§ WHAT TO WORK ON
Return the lines below exactly, starting with the line that contains "Parse this screenshot: output" and stopping after the last line.

Dataset records:
━━━━━━━━

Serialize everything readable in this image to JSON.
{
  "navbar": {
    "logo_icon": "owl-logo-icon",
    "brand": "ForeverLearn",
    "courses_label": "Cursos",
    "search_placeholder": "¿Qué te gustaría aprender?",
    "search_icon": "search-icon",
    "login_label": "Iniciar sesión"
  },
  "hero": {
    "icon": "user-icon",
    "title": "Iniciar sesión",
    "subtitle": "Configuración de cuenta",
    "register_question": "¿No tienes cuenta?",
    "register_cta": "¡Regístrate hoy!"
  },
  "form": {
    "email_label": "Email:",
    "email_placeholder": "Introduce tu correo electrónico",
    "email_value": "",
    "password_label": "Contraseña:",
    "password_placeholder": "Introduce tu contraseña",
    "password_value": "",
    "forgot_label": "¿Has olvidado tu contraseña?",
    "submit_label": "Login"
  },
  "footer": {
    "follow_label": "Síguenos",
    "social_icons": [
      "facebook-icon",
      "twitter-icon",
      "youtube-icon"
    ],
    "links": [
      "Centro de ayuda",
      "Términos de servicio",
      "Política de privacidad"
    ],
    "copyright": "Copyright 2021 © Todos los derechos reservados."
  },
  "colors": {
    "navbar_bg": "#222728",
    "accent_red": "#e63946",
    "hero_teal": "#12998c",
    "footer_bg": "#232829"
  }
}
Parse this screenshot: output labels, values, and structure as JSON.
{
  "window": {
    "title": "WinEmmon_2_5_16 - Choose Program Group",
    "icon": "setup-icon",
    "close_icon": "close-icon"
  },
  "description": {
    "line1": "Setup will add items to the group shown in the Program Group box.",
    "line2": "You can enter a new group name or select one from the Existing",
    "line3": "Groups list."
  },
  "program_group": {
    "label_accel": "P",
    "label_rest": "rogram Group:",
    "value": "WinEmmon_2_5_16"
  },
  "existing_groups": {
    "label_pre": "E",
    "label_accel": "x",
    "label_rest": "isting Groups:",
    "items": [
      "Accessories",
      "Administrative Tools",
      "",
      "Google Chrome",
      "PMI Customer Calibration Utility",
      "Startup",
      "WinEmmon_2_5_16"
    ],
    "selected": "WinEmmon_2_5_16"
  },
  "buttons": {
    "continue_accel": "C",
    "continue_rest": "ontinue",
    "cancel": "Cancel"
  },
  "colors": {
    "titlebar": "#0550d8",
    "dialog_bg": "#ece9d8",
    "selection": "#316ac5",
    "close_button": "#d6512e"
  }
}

━━━━━━━━

§ RESULT BELOW
Parse this screenshot: output labels, values, and structure as JSON.
{
  "window": {
    "title": "WinEmmon_2_5_16 - Choose Program Group",
    "icon": "setup-icon",
    "close_icon": "close-icon"
  },
  "description": {
    "line1": "Setup will add items to the group shown in the Program Group box.",
    "line2": "You can enter a new group name or select one from the Existing",
    "line3": "Groups list."
  },
  "program_group": {
    "label_accel": "P",
    "label_rest": "rogram Group:",
    "value": "WinEmmon_2_5_16"
  },
  "existing_groups": {
    "label_pre": "E",
    "label_accel": "x",
    "label_rest": "isting Groups:",
    "items": [
      "Accessories",
      "Administrative Tools",
      "",
      "Google Chrome",
      "PMI Customer Calibration Utility",
      "Startup",
      "WinEmmon_2_5_16"
    ],
    "selected": "WinEmmon_2_5_16"
  },
  "buttons": {
    "continue_accel": "C",
    "continue_rest": "ontinue",
    "cancel": "Cancel"
  },
  "colors": {
    "titlebar": "#0550d8",
    "dialog_bg": "#ece9d8",
    "selection": "#316ac5",
    "close_button": "#d6512e"
  }
}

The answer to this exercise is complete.